WHAT YOU SHOULD DO:
Using the data below, copy every line that contains the word "value".

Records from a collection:
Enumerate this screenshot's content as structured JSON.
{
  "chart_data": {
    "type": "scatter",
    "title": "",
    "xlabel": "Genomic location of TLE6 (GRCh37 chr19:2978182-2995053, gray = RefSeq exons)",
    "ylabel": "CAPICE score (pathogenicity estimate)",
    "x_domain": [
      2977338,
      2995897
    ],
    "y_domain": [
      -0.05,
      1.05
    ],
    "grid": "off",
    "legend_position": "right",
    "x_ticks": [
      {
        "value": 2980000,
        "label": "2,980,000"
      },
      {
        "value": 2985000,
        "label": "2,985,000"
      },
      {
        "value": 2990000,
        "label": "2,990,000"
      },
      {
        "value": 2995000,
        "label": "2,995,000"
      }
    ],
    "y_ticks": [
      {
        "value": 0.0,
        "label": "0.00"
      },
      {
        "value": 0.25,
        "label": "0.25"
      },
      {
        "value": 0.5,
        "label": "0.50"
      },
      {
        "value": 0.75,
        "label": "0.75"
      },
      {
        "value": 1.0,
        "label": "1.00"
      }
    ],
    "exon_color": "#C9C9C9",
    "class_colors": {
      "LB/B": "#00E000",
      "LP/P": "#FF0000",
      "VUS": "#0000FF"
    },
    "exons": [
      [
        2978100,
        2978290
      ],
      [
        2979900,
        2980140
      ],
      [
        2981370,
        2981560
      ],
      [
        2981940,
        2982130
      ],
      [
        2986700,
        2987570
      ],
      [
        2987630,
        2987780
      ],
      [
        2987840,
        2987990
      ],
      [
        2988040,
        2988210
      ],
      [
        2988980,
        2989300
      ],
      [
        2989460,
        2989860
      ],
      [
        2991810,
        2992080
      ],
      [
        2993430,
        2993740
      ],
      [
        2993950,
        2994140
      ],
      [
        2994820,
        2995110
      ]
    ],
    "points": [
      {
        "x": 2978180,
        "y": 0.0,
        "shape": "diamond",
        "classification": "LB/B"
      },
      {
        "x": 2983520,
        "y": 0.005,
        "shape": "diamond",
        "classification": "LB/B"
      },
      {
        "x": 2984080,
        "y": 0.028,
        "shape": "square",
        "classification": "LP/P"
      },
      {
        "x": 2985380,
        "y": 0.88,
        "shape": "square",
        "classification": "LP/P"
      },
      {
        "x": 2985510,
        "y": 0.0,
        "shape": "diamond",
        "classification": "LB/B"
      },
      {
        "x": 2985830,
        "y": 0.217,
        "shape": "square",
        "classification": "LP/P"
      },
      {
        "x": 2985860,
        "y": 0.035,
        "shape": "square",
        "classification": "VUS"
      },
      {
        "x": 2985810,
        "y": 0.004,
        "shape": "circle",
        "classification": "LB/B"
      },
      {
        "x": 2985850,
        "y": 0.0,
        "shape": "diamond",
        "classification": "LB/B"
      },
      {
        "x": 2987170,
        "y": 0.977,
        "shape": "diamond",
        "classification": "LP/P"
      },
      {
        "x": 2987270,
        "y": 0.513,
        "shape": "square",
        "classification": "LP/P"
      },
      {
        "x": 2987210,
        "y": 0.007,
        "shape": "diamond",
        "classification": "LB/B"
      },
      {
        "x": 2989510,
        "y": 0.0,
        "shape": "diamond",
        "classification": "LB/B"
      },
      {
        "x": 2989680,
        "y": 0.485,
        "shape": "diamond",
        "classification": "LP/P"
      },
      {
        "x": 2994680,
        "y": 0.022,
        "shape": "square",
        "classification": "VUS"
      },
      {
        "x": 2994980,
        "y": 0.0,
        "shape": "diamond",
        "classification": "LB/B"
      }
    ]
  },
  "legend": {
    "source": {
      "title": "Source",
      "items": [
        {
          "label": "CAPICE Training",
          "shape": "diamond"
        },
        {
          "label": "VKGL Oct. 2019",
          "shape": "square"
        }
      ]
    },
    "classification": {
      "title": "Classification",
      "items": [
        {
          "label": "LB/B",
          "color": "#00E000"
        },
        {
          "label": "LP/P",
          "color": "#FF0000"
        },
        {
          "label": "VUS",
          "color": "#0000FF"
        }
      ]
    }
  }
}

TASK OUTPUT:
        "value": 2980000,
        "value": 2985000,
        "value": 2990000,
        "value": 2995000,
        "value": 0.0,
        "value": 0.25,
        "value": 0.5,
        "value": 0.75,
        "value": 1.0,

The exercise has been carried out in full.